### Problem details
Using the data below, gather each line that includes the word "한국미술의".

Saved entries
==================================================
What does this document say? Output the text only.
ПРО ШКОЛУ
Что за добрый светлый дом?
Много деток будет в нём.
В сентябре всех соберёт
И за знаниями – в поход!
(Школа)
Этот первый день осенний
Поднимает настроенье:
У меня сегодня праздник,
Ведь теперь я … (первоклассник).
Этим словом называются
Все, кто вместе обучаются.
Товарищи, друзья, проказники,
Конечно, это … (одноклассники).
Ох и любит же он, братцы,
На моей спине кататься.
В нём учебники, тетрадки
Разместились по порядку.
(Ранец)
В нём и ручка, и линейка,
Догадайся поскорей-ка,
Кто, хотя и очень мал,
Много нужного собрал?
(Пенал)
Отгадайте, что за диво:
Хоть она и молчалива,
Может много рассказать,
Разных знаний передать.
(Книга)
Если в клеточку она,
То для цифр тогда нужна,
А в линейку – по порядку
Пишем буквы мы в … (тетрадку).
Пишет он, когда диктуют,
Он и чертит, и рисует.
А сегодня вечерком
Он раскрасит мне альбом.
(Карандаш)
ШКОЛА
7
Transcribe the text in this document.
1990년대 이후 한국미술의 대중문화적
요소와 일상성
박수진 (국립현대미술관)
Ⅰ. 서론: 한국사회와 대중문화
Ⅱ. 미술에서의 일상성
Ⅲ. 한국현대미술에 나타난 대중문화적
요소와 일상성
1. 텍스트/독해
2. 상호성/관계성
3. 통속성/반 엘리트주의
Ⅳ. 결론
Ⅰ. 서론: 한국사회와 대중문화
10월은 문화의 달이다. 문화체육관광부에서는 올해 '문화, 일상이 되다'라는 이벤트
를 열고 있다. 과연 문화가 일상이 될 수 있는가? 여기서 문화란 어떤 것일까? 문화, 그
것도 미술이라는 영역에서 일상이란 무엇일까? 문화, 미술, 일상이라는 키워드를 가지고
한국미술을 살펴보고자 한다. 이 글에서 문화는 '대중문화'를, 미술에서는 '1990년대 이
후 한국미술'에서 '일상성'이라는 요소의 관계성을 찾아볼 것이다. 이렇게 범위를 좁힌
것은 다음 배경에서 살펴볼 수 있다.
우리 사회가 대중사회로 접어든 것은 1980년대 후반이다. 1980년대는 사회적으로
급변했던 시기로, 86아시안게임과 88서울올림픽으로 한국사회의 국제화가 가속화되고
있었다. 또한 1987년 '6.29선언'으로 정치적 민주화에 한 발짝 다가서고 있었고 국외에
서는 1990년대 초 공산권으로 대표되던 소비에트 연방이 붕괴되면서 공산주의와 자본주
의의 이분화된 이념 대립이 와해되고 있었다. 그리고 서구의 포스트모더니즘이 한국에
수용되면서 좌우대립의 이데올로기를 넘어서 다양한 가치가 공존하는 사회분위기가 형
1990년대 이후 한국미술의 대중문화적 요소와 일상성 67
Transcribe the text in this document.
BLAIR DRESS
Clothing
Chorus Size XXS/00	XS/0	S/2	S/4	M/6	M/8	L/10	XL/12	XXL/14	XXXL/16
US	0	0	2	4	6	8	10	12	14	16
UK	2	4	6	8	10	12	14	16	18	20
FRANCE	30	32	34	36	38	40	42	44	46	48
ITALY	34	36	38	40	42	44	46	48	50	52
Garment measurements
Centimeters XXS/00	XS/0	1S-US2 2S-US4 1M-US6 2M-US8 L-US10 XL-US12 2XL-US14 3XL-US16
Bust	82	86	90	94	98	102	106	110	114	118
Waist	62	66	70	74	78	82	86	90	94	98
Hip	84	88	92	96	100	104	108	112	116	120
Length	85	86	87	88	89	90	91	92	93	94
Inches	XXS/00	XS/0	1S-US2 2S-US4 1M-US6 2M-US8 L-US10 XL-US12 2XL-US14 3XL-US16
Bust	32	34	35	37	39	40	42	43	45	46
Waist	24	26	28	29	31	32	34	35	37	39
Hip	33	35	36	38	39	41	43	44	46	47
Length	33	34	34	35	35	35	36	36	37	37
==================================================
### Result below
1990년대 이후 한국미술의 대중문화적
1990년대 이후 한국미술의 대중문화적 요소와 일상성 67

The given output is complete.